#### Task prompt:
Copy every line of the data in which the word "قيود" occurs.

#### Excerpted data:
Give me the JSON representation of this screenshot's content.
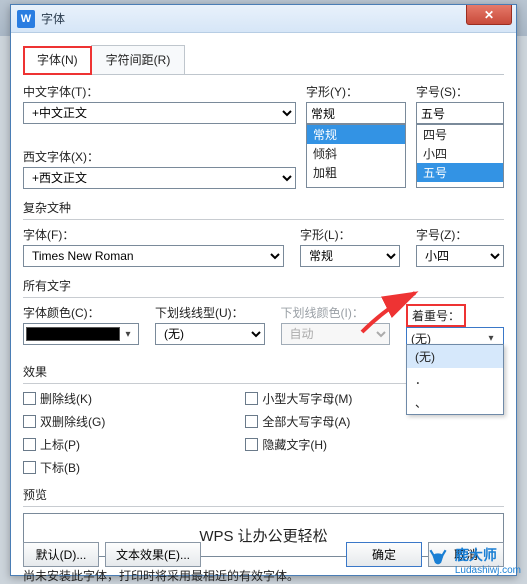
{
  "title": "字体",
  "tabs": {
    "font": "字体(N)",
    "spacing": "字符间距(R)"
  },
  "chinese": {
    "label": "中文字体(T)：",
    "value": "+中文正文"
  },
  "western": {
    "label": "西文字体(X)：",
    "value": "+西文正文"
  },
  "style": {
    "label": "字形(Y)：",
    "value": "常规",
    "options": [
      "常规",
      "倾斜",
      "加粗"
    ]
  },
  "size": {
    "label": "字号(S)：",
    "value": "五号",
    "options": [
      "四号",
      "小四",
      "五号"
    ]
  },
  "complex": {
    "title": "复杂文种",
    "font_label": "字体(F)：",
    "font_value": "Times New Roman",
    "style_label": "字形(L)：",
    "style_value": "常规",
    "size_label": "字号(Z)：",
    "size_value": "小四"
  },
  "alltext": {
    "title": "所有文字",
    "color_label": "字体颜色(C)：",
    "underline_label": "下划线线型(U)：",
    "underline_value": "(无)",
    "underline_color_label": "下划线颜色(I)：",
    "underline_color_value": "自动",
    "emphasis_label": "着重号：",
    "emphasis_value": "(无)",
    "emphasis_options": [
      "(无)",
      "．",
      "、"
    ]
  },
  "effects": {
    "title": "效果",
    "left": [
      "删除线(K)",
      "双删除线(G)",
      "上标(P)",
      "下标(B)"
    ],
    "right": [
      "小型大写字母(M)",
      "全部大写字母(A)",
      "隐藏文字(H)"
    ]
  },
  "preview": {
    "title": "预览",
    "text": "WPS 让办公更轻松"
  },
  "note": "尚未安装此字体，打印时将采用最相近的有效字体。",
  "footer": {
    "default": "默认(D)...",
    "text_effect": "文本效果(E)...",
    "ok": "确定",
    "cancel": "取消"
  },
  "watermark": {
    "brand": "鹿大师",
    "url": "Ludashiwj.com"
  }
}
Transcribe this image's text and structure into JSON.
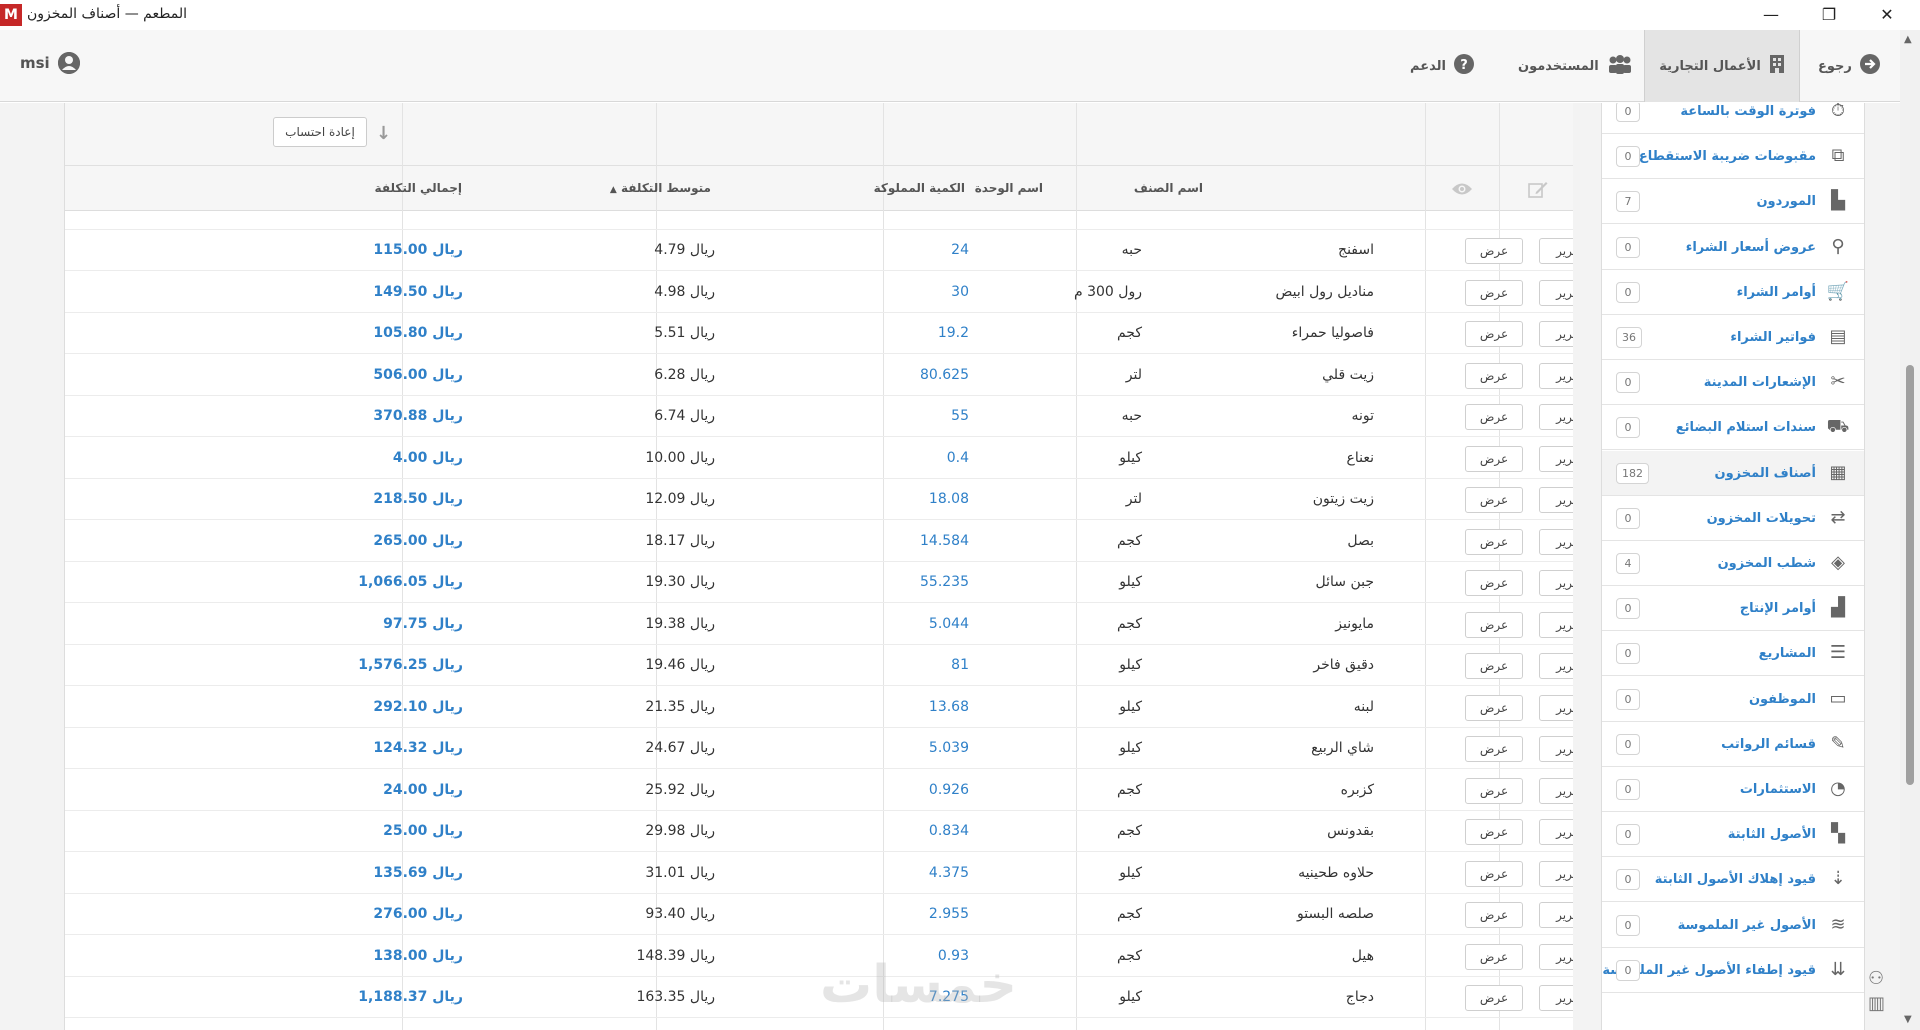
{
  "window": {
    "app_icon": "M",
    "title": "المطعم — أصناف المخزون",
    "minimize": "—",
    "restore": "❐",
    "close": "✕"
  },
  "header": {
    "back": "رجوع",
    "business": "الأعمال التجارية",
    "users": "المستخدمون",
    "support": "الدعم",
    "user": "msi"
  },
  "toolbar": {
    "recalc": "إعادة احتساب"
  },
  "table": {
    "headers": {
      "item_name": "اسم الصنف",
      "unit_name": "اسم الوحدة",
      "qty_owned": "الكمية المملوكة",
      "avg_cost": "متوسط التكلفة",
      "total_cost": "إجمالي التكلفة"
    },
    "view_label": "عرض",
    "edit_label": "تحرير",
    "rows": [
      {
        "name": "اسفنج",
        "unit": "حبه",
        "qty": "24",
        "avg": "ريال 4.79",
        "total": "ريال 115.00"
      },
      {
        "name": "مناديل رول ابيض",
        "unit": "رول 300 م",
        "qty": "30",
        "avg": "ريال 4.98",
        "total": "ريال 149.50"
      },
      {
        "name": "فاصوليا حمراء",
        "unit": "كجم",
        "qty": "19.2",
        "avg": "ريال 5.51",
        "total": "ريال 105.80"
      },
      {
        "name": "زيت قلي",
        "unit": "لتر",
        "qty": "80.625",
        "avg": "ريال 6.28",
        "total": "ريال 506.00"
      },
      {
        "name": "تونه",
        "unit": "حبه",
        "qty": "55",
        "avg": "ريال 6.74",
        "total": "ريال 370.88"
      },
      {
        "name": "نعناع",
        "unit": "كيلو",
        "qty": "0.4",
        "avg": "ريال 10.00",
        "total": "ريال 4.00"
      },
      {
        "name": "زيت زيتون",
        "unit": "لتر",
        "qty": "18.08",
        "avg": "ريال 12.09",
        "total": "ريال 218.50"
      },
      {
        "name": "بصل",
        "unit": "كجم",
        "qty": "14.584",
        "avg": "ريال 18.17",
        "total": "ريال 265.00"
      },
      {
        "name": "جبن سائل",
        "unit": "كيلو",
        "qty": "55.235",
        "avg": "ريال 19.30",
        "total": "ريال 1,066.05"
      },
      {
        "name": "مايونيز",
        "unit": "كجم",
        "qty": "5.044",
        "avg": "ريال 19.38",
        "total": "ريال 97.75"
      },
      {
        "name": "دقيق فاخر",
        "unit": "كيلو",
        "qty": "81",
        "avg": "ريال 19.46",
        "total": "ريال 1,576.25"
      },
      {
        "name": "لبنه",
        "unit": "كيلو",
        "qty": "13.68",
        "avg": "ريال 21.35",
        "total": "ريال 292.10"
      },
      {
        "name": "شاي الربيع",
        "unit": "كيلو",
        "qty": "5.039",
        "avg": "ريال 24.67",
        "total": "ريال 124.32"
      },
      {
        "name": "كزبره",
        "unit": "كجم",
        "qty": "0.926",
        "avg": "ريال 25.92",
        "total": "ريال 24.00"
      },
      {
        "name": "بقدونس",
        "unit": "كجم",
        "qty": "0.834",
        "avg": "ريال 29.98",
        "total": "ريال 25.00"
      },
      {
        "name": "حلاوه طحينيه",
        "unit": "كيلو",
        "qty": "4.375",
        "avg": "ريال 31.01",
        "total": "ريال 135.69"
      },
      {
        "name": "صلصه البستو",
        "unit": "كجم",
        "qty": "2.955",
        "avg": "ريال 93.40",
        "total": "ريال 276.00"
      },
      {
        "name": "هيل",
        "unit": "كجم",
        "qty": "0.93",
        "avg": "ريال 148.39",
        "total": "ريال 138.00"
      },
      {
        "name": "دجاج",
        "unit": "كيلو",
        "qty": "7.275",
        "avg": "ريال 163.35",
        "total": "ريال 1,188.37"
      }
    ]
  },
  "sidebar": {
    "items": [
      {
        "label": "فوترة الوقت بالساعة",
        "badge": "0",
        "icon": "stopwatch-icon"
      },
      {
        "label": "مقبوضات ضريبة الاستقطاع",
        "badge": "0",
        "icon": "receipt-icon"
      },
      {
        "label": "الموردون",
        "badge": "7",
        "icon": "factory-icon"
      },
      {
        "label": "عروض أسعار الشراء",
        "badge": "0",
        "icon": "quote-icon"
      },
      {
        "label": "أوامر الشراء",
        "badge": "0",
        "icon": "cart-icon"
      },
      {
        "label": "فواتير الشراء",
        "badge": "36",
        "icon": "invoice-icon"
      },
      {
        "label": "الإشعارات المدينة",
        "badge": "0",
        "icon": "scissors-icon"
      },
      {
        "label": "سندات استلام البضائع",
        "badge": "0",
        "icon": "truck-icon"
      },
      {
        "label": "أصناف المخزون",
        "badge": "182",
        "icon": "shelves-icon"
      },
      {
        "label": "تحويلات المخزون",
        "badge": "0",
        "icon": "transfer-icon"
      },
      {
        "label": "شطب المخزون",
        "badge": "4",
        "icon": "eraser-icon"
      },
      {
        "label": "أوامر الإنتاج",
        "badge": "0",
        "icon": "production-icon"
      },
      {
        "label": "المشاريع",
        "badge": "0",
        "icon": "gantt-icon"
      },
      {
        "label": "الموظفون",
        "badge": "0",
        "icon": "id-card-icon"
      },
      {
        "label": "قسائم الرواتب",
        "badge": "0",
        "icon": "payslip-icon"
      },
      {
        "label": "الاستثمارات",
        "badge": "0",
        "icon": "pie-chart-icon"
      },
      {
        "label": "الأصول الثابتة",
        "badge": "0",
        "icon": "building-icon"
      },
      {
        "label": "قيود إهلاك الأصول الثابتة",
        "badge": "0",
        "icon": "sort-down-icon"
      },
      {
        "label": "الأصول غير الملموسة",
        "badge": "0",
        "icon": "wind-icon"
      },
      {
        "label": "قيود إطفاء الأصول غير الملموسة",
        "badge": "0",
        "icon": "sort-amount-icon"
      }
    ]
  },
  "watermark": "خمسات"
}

#### Task answer:
        "label": "قيود إهلاك الأصول الثابتة",
        "label": "قيود إطفاء الأصول غير الملموسة",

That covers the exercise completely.